■ Exercise brief ■
Examine the entries and show every line in which the word "type" is found.

Figure content listings:
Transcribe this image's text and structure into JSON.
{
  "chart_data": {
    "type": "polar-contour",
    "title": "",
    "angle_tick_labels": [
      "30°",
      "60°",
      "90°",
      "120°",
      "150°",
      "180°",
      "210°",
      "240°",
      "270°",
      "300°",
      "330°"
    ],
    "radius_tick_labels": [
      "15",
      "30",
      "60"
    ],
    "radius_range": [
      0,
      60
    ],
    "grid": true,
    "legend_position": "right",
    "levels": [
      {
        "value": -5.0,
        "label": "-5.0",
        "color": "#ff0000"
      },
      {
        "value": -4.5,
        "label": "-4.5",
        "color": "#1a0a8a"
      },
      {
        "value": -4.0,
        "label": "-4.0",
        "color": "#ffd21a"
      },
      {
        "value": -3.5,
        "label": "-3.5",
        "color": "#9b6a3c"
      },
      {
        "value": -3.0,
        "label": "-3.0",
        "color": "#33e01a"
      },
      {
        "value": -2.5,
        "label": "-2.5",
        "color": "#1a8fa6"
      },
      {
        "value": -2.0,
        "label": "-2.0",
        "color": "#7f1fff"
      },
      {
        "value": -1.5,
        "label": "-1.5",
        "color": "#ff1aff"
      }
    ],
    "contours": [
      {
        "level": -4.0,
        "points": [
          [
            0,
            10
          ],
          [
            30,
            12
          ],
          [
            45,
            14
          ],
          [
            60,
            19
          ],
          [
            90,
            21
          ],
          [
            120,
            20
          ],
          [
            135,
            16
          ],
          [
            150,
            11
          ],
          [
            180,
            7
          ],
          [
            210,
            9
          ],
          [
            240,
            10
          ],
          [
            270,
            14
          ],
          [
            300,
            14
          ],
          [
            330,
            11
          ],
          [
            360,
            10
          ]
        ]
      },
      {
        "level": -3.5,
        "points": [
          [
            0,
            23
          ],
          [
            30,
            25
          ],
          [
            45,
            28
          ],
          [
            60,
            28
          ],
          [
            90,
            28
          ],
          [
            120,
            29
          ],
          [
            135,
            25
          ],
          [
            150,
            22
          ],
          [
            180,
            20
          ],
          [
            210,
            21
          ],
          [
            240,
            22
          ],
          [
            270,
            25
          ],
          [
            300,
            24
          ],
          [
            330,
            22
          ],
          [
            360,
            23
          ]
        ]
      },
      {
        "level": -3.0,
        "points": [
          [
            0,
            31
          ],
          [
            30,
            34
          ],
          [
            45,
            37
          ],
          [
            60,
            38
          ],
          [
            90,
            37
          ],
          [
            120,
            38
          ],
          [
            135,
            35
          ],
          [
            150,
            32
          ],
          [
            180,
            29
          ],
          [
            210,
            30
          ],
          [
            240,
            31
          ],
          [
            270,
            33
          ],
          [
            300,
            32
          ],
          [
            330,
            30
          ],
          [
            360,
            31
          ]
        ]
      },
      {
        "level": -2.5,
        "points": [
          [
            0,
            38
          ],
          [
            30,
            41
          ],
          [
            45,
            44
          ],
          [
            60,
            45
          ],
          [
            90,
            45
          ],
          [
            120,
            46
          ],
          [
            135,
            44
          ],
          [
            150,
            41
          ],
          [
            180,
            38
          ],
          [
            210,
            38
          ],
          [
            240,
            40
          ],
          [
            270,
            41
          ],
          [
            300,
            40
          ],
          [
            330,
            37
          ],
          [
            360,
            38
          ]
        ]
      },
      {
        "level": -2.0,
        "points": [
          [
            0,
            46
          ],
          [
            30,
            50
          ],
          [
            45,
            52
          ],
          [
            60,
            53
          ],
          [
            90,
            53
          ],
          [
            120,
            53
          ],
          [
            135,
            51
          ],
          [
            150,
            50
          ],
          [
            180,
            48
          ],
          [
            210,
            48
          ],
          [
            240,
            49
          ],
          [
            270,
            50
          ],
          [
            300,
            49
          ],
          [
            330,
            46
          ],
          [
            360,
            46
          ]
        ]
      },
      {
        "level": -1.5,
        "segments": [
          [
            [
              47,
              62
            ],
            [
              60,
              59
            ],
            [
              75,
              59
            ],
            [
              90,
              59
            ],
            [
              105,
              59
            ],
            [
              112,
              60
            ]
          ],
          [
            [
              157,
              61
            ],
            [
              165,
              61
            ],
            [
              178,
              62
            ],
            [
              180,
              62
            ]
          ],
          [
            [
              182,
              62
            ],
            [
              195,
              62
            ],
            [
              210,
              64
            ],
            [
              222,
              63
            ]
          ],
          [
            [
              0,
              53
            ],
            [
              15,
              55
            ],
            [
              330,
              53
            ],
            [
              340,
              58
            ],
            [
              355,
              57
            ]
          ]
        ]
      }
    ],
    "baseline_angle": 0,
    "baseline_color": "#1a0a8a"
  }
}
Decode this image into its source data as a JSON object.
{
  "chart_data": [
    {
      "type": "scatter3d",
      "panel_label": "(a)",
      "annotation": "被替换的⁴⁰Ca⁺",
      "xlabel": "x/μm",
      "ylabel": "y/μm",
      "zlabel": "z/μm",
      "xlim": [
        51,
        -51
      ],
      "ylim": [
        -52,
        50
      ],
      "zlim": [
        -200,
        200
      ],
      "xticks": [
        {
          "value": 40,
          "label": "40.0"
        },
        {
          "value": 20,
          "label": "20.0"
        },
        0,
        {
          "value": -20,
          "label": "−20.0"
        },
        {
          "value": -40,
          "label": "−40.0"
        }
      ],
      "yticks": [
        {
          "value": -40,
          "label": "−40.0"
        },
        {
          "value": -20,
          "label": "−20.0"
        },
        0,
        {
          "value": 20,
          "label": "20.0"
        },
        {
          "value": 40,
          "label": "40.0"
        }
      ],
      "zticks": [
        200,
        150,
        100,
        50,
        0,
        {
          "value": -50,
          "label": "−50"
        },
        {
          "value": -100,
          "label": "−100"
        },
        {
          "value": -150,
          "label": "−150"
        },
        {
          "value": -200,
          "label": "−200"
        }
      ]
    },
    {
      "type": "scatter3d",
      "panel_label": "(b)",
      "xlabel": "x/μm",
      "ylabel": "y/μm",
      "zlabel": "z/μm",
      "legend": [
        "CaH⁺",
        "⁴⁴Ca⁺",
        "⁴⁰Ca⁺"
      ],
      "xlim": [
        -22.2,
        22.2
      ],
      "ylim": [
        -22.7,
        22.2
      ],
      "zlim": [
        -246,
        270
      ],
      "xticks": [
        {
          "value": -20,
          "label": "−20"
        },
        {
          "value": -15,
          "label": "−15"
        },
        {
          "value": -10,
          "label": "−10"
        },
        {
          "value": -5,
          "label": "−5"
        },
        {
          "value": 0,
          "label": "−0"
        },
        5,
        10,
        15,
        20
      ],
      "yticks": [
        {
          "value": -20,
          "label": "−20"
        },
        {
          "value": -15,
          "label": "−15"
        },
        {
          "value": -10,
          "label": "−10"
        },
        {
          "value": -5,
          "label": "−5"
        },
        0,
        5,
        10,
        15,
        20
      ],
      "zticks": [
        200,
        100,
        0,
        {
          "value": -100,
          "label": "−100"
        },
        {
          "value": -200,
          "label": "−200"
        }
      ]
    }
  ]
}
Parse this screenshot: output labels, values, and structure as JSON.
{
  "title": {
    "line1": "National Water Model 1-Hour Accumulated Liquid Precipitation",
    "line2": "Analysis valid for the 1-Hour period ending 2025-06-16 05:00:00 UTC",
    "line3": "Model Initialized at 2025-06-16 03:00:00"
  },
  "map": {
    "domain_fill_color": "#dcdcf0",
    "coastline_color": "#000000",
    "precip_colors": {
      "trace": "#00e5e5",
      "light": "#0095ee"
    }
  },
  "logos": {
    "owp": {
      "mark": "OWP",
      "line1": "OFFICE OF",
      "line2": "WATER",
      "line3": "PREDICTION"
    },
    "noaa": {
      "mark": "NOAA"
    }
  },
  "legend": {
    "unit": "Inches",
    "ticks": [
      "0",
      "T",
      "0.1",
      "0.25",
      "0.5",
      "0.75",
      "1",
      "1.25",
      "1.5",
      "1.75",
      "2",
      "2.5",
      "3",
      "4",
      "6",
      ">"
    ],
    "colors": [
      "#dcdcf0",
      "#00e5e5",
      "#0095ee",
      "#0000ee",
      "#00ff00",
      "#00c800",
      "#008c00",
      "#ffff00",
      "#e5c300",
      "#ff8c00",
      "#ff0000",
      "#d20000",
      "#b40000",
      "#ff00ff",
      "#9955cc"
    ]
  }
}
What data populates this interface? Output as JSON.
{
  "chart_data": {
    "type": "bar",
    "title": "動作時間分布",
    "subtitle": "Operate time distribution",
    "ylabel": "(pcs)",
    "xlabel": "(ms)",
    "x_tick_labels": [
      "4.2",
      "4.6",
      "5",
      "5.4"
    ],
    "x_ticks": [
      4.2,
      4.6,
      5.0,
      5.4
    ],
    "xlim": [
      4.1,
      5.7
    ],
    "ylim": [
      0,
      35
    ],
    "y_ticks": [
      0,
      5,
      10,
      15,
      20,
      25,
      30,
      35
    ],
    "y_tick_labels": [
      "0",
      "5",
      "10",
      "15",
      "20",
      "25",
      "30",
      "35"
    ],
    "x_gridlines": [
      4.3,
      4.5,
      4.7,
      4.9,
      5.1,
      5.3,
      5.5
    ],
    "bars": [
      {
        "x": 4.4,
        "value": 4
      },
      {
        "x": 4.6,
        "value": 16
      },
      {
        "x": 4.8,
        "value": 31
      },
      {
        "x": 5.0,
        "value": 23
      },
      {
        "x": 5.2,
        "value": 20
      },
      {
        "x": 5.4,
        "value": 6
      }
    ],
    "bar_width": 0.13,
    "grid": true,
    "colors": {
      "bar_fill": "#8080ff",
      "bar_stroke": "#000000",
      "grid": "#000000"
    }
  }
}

■ Written solution ■
    "type": "polar-contour",
      "type": "scatter3d",
      "type": "scatter3d",
    "type": "bar",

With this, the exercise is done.